Your answer should consist of the lines in the following data that contain "axis".

● Provided entries:
◆ ◆ ◆ ◆ ◆ ◆ ◆

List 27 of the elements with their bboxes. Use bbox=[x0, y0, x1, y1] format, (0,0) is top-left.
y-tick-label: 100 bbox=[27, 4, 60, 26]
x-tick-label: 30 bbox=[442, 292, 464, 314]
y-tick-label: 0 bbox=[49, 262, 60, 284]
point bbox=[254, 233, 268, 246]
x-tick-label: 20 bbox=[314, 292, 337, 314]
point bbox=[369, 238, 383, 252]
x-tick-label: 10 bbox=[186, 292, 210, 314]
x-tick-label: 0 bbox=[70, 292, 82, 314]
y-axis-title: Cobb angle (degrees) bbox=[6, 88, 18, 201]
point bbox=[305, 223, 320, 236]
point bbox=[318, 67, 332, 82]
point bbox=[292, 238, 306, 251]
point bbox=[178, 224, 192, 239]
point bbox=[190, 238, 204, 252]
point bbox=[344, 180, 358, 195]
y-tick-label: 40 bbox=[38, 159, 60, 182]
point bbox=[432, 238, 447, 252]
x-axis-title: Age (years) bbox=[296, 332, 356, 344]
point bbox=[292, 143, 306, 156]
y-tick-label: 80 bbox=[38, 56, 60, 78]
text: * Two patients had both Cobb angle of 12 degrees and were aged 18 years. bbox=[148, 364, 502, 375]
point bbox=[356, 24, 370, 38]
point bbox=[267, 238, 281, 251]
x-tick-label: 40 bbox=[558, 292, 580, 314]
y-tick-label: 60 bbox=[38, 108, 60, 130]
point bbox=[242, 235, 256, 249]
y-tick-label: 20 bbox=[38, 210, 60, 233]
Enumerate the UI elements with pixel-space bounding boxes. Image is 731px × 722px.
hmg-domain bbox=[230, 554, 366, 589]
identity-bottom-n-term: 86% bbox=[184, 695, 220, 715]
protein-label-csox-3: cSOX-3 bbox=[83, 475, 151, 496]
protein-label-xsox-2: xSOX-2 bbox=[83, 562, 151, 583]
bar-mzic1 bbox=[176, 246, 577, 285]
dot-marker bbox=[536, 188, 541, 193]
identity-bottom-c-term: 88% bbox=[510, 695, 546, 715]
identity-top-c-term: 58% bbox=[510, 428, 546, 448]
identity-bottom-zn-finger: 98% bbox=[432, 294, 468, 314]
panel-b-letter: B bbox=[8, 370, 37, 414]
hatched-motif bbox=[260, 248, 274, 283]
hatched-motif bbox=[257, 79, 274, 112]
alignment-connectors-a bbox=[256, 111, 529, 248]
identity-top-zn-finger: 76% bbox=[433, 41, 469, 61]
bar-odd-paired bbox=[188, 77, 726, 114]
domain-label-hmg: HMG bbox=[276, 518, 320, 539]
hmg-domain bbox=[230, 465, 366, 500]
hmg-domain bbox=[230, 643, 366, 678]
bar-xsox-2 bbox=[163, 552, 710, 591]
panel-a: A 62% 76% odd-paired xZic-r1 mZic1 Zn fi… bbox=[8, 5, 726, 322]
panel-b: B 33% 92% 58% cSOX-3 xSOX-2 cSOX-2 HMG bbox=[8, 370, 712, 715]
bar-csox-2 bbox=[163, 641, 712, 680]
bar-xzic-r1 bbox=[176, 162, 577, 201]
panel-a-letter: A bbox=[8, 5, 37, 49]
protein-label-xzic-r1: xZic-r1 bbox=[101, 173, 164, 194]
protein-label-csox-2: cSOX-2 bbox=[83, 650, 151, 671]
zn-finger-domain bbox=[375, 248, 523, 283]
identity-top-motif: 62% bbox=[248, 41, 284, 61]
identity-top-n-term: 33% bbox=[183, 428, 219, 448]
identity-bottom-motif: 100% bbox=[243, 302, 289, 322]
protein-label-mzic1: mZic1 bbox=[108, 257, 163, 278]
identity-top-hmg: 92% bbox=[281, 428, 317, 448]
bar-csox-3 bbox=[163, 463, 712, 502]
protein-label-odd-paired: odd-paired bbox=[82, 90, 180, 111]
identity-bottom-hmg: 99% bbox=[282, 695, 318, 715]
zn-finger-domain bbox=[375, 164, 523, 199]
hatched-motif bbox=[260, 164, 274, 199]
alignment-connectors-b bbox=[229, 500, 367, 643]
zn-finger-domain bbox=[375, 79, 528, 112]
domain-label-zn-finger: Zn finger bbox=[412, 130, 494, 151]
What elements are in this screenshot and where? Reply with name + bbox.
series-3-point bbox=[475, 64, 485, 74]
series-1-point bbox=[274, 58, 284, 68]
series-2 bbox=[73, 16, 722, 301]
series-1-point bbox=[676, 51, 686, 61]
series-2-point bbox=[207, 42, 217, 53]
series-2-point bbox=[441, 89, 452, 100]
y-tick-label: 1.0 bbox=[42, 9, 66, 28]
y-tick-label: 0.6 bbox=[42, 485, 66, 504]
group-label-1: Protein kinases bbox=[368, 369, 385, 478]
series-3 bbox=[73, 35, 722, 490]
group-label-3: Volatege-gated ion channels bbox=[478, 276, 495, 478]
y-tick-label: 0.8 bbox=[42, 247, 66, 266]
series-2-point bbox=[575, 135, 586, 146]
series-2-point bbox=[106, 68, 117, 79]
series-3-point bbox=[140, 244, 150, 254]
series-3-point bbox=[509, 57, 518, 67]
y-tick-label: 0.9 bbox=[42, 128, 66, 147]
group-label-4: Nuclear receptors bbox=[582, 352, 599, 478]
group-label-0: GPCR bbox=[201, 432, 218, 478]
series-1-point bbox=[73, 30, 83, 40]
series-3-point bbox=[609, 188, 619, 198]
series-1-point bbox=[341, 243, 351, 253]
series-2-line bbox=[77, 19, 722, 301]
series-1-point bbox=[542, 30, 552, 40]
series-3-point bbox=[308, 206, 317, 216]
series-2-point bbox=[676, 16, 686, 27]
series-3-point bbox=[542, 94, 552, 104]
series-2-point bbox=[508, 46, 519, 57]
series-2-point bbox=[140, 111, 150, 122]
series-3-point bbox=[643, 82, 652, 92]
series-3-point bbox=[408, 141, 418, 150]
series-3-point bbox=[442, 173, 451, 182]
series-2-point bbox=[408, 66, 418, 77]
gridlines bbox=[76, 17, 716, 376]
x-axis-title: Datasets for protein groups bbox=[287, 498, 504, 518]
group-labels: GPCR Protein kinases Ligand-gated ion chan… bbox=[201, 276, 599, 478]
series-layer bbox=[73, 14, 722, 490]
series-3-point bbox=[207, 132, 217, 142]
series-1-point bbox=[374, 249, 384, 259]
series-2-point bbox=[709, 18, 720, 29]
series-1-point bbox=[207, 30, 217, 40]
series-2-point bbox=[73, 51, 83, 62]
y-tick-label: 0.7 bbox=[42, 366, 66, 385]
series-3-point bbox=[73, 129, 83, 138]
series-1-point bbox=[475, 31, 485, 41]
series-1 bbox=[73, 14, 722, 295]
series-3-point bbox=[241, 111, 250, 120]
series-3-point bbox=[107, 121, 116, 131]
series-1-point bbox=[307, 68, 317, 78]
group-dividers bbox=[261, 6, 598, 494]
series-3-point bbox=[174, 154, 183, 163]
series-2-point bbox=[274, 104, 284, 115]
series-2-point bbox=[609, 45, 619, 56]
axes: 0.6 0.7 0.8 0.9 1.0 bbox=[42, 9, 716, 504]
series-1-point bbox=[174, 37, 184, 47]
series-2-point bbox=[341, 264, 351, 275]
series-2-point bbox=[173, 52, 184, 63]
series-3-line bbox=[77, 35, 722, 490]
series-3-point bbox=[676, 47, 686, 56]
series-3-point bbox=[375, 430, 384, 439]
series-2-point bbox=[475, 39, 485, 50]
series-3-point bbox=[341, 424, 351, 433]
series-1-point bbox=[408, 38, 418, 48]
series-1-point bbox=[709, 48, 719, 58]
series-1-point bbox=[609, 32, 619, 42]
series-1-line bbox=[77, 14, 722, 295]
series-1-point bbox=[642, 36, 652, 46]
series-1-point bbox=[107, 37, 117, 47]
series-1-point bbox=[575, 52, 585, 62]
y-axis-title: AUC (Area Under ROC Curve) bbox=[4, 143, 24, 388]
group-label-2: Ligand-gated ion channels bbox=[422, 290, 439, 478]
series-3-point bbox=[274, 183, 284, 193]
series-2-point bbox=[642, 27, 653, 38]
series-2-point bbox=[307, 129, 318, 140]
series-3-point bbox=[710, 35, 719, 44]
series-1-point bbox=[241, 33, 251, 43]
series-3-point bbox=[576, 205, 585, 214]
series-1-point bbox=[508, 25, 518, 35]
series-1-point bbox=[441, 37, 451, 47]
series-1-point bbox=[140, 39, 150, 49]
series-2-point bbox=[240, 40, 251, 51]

◆ ◆ ◆ ◆ ◆ ◆ ◆

● Solution to this exercise:
y-axis-title: Cobb angle (degrees) bbox=[6, 88, 18, 201]
x-axis-title: Age (years) bbox=[296, 332, 356, 344]
x-axis-title: Datasets for protein groups bbox=[287, 498, 504, 518]
y-axis-title: AUC (Area Under ROC Curve) bbox=[4, 143, 24, 388]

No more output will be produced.